>> Start Source records

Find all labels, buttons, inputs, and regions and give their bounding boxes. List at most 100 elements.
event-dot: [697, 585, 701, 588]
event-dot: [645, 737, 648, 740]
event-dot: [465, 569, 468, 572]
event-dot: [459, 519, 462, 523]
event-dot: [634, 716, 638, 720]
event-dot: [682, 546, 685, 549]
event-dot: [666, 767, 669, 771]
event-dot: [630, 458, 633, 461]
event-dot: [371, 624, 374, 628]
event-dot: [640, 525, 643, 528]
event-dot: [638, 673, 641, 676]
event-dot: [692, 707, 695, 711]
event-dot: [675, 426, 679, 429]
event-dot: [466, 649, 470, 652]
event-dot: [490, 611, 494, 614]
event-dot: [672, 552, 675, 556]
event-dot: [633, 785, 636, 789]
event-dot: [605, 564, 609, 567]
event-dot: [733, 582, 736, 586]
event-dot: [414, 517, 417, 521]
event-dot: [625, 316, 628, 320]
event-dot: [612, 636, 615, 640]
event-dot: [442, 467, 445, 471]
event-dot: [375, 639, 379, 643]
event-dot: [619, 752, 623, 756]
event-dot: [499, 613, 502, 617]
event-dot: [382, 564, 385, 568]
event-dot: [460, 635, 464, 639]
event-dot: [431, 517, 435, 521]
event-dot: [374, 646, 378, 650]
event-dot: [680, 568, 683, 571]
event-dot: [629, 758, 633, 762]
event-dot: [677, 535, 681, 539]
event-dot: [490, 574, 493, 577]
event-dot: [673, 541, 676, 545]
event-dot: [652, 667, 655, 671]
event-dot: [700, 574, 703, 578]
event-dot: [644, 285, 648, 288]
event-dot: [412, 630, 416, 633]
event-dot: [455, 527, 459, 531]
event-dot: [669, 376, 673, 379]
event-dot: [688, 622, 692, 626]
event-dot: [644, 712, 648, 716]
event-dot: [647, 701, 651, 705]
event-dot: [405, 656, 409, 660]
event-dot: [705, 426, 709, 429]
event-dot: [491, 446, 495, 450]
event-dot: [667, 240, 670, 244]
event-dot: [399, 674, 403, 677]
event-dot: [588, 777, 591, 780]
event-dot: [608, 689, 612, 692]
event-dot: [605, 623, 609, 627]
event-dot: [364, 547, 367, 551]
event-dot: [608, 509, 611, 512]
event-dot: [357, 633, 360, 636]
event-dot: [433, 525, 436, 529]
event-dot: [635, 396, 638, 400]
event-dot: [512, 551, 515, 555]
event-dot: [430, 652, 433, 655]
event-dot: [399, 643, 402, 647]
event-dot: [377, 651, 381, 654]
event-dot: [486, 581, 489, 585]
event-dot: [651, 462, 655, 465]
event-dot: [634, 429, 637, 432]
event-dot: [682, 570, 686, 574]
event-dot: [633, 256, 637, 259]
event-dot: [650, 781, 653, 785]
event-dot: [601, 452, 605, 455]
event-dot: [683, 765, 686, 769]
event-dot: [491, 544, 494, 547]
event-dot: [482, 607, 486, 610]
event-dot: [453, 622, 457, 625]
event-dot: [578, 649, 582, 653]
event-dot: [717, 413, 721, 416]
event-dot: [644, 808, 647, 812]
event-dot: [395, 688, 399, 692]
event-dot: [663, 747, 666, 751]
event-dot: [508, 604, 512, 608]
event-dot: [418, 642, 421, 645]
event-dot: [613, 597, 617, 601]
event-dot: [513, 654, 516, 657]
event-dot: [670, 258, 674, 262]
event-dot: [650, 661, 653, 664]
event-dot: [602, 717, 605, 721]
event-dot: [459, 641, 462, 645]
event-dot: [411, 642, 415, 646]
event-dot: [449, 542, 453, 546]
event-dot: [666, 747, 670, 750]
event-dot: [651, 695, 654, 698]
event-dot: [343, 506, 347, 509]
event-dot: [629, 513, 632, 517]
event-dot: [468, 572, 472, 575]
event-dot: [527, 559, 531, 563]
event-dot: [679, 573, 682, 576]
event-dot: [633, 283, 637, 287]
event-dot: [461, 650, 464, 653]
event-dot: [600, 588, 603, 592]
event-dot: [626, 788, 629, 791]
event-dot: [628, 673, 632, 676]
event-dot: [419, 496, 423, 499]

>> End Source records

Work to do
Reproduce the lines with "event-dot" renamed to "data-point" everywhere it occurs, keeping everything else the same.

Expected answer
Find all labels, buttons, inputs, and regions and give their bounding boxes. List at most 100 elements.
data-point: [697, 585, 701, 588]
data-point: [645, 737, 648, 740]
data-point: [465, 569, 468, 572]
data-point: [459, 519, 462, 523]
data-point: [634, 716, 638, 720]
data-point: [682, 546, 685, 549]
data-point: [666, 767, 669, 771]
data-point: [630, 458, 633, 461]
data-point: [371, 624, 374, 628]
data-point: [640, 525, 643, 528]
data-point: [638, 673, 641, 676]
data-point: [692, 707, 695, 711]
data-point: [675, 426, 679, 429]
data-point: [466, 649, 470, 652]
data-point: [490, 611, 494, 614]
data-point: [672, 552, 675, 556]
data-point: [633, 785, 636, 789]
data-point: [605, 564, 609, 567]
data-point: [733, 582, 736, 586]
data-point: [414, 517, 417, 521]
data-point: [625, 316, 628, 320]
data-point: [612, 636, 615, 640]
data-point: [442, 467, 445, 471]
data-point: [375, 639, 379, 643]
data-point: [619, 752, 623, 756]
data-point: [499, 613, 502, 617]
data-point: [382, 564, 385, 568]
data-point: [460, 635, 464, 639]
data-point: [431, 517, 435, 521]
data-point: [374, 646, 378, 650]
data-point: [680, 568, 683, 571]
data-point: [629, 758, 633, 762]
data-point: [677, 535, 681, 539]
data-point: [490, 574, 493, 577]
data-point: [673, 541, 676, 545]
data-point: [652, 667, 655, 671]
data-point: [700, 574, 703, 578]
data-point: [644, 285, 648, 288]
data-point: [412, 630, 416, 633]
data-point: [455, 527, 459, 531]
data-point: [669, 376, 673, 379]
data-point: [688, 622, 692, 626]
data-point: [644, 712, 648, 716]
data-point: [647, 701, 651, 705]
data-point: [405, 656, 409, 660]
data-point: [705, 426, 709, 429]
data-point: [491, 446, 495, 450]
data-point: [667, 240, 670, 244]
data-point: [399, 674, 403, 677]
data-point: [588, 777, 591, 780]
data-point: [608, 689, 612, 692]
data-point: [605, 623, 609, 627]
data-point: [364, 547, 367, 551]
data-point: [608, 509, 611, 512]
data-point: [357, 633, 360, 636]
data-point: [433, 525, 436, 529]
data-point: [635, 396, 638, 400]
data-point: [512, 551, 515, 555]
data-point: [430, 652, 433, 655]
data-point: [399, 643, 402, 647]
data-point: [377, 651, 381, 654]
data-point: [486, 581, 489, 585]
data-point: [651, 462, 655, 465]
data-point: [634, 429, 637, 432]
data-point: [682, 570, 686, 574]
data-point: [633, 256, 637, 259]
data-point: [650, 781, 653, 785]
data-point: [601, 452, 605, 455]
data-point: [683, 765, 686, 769]
data-point: [491, 544, 494, 547]
data-point: [482, 607, 486, 610]
data-point: [453, 622, 457, 625]
data-point: [578, 649, 582, 653]
data-point: [717, 413, 721, 416]
data-point: [644, 808, 647, 812]
data-point: [395, 688, 399, 692]
data-point: [663, 747, 666, 751]
data-point: [508, 604, 512, 608]
data-point: [418, 642, 421, 645]
data-point: [613, 597, 617, 601]
data-point: [513, 654, 516, 657]
data-point: [670, 258, 674, 262]
data-point: [650, 661, 653, 664]
data-point: [602, 717, 605, 721]
data-point: [459, 641, 462, 645]
data-point: [411, 642, 415, 646]
data-point: [449, 542, 453, 546]
data-point: [666, 747, 670, 750]
data-point: [651, 695, 654, 698]
data-point: [343, 506, 347, 509]
data-point: [629, 513, 632, 517]
data-point: [468, 572, 472, 575]
data-point: [527, 559, 531, 563]
data-point: [679, 573, 682, 576]
data-point: [633, 283, 637, 287]
data-point: [461, 650, 464, 653]
data-point: [600, 588, 603, 592]
data-point: [626, 788, 629, 791]
data-point: [628, 673, 632, 676]
data-point: [419, 496, 423, 499]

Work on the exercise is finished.